═══ Supplied records ═══

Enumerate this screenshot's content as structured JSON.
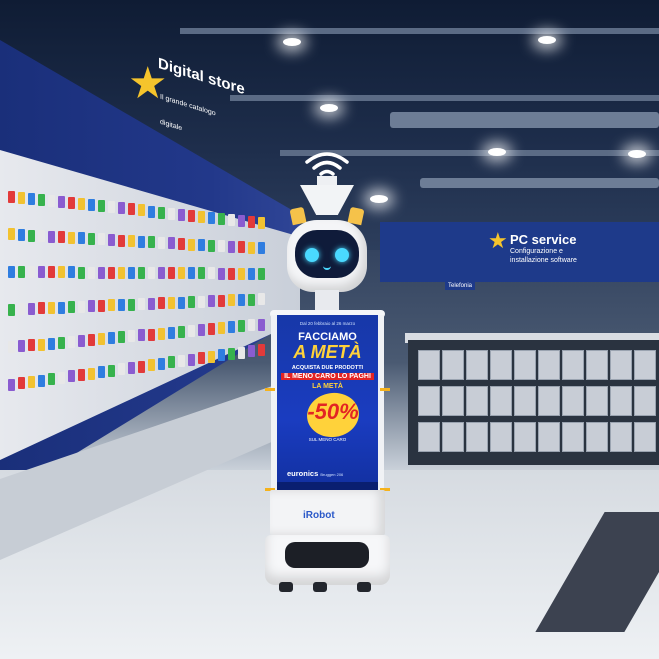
{
  "store_signage": {
    "left_sign_title": "Digital store",
    "left_sign_subtitle": "Il grande catalogo",
    "left_sign_line3": "digitale",
    "back_sign_title": "PC service",
    "back_sign_line2": "Configurazione e",
    "back_sign_line3": "installazione software",
    "back_hanging_label": "Telefonia"
  },
  "robot": {
    "brand_label": "iRobot",
    "wifi_icon": "wifi-icon"
  },
  "poster": {
    "dates": "Dal 20 febbraio al 26 marzo",
    "headline_line1": "FACCIAMO",
    "headline_line2": "A METÀ",
    "offer_line1": "ACQUISTA DUE PRODOTTI",
    "offer_line2": "IL MENO CARO LO PAGHI",
    "offer_line3": "LA METÀ",
    "discount": "-50%",
    "discount_note": "SUL MENO CARO",
    "retailer": "euronics",
    "retailer_suffix": "Bruggen 206"
  },
  "colors": {
    "brand_blue": "#1a3cc0",
    "accent_yellow": "#ffd23a",
    "accent_red": "#e32424",
    "robot_face_glow": "#4ad9ff"
  }
}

═══

● **Challenge**
Write out the records above once more, word for word, with no pictures.

● **Solution to this problem**
Enumerate this screenshot's content as structured JSON.
{
  "store_signage": {
    "left_sign_title": "Digital store",
    "left_sign_subtitle": "Il grande catalogo",
    "left_sign_line3": "digitale",
    "back_sign_title": "PC service",
    "back_sign_line2": "Configurazione e",
    "back_sign_line3": "installazione software",
    "back_hanging_label": "Telefonia"
  },
  "robot": {
    "brand_label": "iRobot",
    "wifi_icon": "wifi-icon"
  },
  "poster": {
    "dates": "Dal 20 febbraio al 26 marzo",
    "headline_line1": "FACCIAMO",
    "headline_line2": "A METÀ",
    "offer_line1": "ACQUISTA DUE PRODOTTI",
    "offer_line2": "IL MENO CARO LO PAGHI",
    "offer_line3": "LA METÀ",
    "discount": "-50%",
    "discount_note": "SUL MENO CARO",
    "retailer": "euronics",
    "retailer_suffix": "Bruggen 206"
  },
  "colors": {
    "brand_blue": "#1a3cc0",
    "accent_yellow": "#ffd23a",
    "accent_red": "#e32424",
    "robot_face_glow": "#4ad9ff"
  }
}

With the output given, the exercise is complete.